(Collected data)
<<<<

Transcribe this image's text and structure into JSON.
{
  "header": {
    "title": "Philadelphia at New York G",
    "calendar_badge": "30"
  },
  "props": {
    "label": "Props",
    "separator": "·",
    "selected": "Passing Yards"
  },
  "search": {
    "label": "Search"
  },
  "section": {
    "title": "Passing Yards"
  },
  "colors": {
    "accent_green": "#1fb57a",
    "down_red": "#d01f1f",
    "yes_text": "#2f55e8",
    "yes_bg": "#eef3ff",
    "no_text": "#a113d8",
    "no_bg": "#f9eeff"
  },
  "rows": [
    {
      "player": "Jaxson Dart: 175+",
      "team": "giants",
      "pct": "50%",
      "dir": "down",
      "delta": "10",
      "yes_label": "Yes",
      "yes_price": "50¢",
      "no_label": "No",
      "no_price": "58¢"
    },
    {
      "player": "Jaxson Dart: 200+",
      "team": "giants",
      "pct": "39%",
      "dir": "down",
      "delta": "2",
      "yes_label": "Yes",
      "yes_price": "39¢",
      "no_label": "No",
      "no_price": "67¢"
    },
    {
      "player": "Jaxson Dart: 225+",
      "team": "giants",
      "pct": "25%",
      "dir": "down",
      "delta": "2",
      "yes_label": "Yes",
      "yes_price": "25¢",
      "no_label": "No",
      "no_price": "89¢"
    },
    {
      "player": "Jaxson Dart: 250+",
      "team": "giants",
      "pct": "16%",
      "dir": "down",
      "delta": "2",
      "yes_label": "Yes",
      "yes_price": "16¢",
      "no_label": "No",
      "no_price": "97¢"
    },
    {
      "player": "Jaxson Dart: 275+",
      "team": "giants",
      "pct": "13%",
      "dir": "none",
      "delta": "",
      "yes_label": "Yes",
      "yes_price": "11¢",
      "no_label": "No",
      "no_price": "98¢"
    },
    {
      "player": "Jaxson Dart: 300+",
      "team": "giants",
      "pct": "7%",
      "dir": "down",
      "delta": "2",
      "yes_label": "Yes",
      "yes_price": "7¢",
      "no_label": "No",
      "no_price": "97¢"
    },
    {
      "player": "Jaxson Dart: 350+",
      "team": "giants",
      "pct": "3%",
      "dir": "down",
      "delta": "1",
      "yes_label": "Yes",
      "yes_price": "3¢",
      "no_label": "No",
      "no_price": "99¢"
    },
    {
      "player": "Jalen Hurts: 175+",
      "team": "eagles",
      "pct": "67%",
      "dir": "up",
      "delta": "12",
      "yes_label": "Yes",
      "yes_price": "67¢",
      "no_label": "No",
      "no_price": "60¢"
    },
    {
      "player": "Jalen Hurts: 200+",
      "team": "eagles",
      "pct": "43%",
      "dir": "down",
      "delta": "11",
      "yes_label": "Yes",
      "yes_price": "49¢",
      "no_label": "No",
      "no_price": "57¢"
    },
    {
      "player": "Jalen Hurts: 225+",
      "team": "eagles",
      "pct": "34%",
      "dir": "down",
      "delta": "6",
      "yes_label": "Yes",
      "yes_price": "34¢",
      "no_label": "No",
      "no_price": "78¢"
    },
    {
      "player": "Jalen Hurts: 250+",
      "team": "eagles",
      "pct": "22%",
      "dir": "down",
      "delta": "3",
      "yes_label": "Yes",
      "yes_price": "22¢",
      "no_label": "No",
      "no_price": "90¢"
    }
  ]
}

>>>>

Goal :: All of the entries above need to be reproduced exactly.

Task answer ::
Transcribe this image's text and structure into JSON.
{
  "header": {
    "title": "Philadelphia at New York G",
    "calendar_badge": "30"
  },
  "props": {
    "label": "Props",
    "separator": "·",
    "selected": "Passing Yards"
  },
  "search": {
    "label": "Search"
  },
  "section": {
    "title": "Passing Yards"
  },
  "colors": {
    "accent_green": "#1fb57a",
    "down_red": "#d01f1f",
    "yes_text": "#2f55e8",
    "yes_bg": "#eef3ff",
    "no_text": "#a113d8",
    "no_bg": "#f9eeff"
  },
  "rows": [
    {
      "player": "Jaxson Dart: 175+",
      "team": "giants",
      "pct": "50%",
      "dir": "down",
      "delta": "10",
      "yes_label": "Yes",
      "yes_price": "50¢",
      "no_label": "No",
      "no_price": "58¢"
    },
    {
      "player": "Jaxson Dart: 200+",
      "team": "giants",
      "pct": "39%",
      "dir": "down",
      "delta": "2",
      "yes_label": "Yes",
      "yes_price": "39¢",
      "no_label": "No",
      "no_price": "67¢"
    },
    {
      "player": "Jaxson Dart: 225+",
      "team": "giants",
      "pct": "25%",
      "dir": "down",
      "delta": "2",
      "yes_label": "Yes",
      "yes_price": "25¢",
      "no_label": "No",
      "no_price": "89¢"
    },
    {
      "player": "Jaxson Dart: 250+",
      "team": "giants",
      "pct": "16%",
      "dir": "down",
      "delta": "2",
      "yes_label": "Yes",
      "yes_price": "16¢",
      "no_label": "No",
      "no_price": "97¢"
    },
    {
      "player": "Jaxson Dart: 275+",
      "team": "giants",
      "pct": "13%",
      "dir": "none",
      "delta": "",
      "yes_label": "Yes",
      "yes_price": "11¢",
      "no_label": "No",
      "no_price": "98¢"
    },
    {
      "player": "Jaxson Dart: 300+",
      "team": "giants",
      "pct": "7%",
      "dir": "down",
      "delta": "2",
      "yes_label": "Yes",
      "yes_price": "7¢",
      "no_label": "No",
      "no_price": "97¢"
    },
    {
      "player": "Jaxson Dart: 350+",
      "team": "giants",
      "pct": "3%",
      "dir": "down",
      "delta": "1",
      "yes_label": "Yes",
      "yes_price": "3¢",
      "no_label": "No",
      "no_price": "99¢"
    },
    {
      "player": "Jalen Hurts: 175+",
      "team": "eagles",
      "pct": "67%",
      "dir": "up",
      "delta": "12",
      "yes_label": "Yes",
      "yes_price": "67¢",
      "no_label": "No",
      "no_price": "60¢"
    },
    {
      "player": "Jalen Hurts: 200+",
      "team": "eagles",
      "pct": "43%",
      "dir": "down",
      "delta": "11",
      "yes_label": "Yes",
      "yes_price": "49¢",
      "no_label": "No",
      "no_price": "57¢"
    },
    {
      "player": "Jalen Hurts: 225+",
      "team": "eagles",
      "pct": "34%",
      "dir": "down",
      "delta": "6",
      "yes_label": "Yes",
      "yes_price": "34¢",
      "no_label": "No",
      "no_price": "78¢"
    },
    {
      "player": "Jalen Hurts: 250+",
      "team": "eagles",
      "pct": "22%",
      "dir": "down",
      "delta": "3",
      "yes_label": "Yes",
      "yes_price": "22¢",
      "no_label": "No",
      "no_price": "90¢"
    }
  ]
}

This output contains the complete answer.